### DO THIS
Return all lines that include the string "suficiente".

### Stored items
Start
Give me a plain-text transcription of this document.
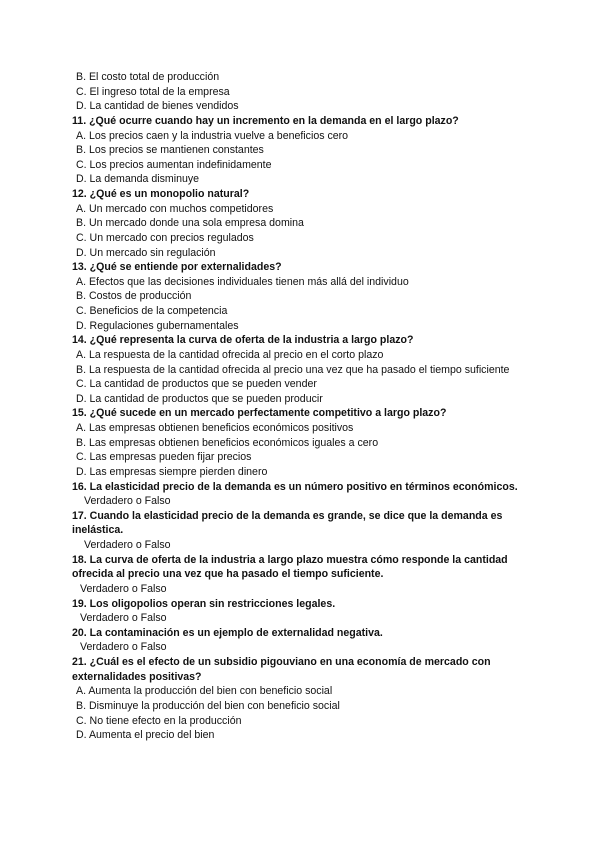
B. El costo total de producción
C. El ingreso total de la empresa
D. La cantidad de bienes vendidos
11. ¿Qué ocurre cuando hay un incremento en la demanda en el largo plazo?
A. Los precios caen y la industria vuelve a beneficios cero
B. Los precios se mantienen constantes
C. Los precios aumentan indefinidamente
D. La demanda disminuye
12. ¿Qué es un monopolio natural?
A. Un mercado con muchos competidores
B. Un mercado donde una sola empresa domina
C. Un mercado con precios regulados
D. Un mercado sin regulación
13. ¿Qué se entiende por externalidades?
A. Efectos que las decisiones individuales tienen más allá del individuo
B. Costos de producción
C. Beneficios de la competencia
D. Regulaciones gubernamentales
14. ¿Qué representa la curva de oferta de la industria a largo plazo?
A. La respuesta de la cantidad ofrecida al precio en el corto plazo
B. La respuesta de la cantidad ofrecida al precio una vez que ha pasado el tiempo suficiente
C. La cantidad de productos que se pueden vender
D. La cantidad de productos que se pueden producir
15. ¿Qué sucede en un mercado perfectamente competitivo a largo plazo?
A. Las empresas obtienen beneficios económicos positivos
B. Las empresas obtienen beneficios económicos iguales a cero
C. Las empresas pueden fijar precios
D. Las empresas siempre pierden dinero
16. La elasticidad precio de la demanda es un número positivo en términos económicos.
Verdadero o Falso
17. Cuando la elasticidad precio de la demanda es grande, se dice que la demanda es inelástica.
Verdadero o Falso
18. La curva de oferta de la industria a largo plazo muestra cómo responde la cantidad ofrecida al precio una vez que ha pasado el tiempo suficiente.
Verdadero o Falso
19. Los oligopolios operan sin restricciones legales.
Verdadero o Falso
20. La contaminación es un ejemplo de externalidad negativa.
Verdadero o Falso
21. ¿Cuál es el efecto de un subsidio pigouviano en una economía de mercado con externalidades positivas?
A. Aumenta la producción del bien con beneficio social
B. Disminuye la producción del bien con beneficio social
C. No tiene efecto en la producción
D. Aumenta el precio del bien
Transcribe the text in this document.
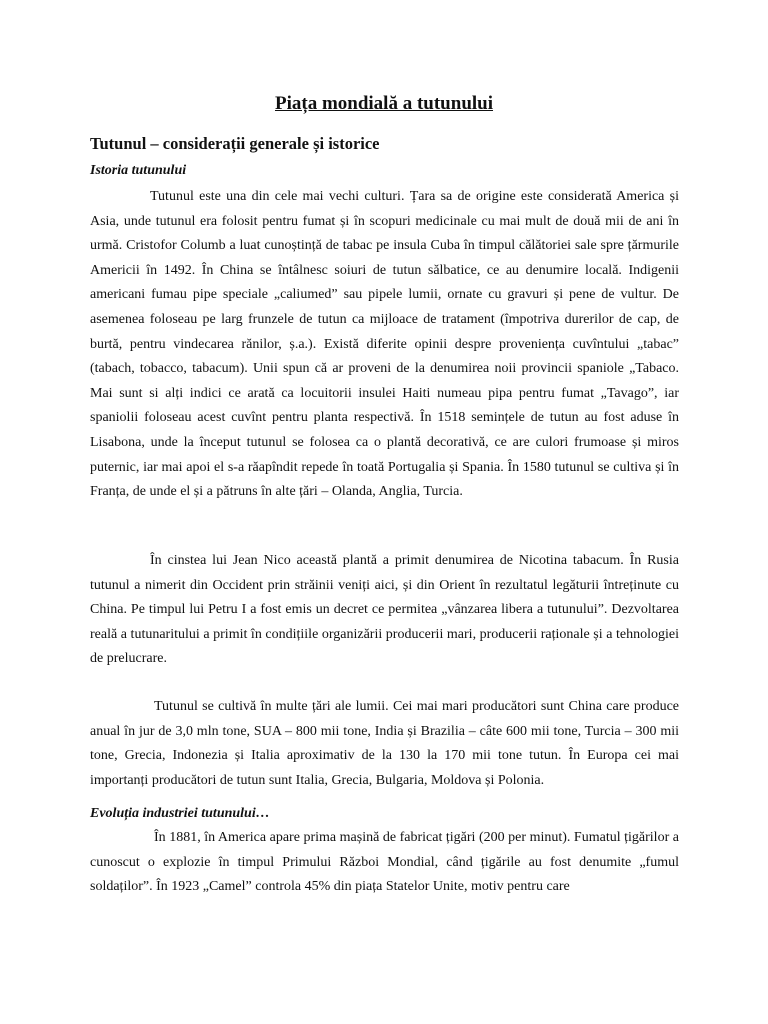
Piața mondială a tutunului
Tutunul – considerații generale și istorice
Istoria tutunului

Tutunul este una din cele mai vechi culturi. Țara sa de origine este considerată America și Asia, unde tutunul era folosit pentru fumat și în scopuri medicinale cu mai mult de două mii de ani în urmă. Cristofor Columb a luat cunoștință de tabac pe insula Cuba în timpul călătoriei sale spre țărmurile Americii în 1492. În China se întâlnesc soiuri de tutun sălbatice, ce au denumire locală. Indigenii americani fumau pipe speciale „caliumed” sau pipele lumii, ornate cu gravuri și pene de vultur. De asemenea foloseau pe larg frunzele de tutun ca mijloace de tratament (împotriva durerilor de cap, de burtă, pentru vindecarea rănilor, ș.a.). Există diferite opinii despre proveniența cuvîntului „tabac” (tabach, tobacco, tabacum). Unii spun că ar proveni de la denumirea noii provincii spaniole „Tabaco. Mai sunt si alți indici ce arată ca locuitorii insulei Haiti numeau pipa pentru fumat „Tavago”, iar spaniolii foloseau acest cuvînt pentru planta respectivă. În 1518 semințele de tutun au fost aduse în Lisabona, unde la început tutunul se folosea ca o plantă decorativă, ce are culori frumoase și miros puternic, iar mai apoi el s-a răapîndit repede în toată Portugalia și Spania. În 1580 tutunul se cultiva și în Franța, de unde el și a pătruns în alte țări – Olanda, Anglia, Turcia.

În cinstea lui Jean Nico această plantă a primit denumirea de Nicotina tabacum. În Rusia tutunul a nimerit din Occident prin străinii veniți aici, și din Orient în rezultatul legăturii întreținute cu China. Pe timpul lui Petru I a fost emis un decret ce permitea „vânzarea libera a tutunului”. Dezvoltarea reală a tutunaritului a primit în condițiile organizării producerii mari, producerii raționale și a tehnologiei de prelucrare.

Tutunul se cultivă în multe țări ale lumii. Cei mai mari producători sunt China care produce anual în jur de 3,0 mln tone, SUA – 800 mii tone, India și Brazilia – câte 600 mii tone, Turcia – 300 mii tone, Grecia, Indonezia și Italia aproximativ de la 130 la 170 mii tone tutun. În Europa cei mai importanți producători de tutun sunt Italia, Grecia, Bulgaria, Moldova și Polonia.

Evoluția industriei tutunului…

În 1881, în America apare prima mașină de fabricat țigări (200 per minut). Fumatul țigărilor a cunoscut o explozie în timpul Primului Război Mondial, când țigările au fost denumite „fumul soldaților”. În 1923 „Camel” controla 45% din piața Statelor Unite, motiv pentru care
End
Start
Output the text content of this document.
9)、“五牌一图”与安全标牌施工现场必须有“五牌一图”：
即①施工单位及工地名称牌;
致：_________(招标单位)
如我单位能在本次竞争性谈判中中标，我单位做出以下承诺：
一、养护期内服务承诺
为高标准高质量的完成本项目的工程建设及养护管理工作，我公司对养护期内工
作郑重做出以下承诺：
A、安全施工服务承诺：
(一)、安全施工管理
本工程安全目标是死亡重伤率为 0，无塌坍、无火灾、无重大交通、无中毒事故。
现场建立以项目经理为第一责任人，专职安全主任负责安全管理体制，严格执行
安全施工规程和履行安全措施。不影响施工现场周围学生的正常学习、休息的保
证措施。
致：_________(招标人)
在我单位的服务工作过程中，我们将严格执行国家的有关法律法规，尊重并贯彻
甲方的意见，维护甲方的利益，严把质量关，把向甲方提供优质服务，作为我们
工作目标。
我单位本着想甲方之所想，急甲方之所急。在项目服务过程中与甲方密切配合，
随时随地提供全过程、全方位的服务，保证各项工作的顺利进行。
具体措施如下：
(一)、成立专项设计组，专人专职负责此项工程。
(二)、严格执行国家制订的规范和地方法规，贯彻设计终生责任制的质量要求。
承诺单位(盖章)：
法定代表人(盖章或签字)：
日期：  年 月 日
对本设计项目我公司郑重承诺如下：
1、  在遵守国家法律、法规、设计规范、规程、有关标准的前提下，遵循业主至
End
### FINISHED TASK
B. La respuesta de la cantidad ofrecida al precio una vez que ha pasado el tiempo suficiente
18. La curva de oferta de la industria a largo plazo muestra cómo responde la cantidad ofrecida al precio una vez que ha pasado el tiempo suficiente.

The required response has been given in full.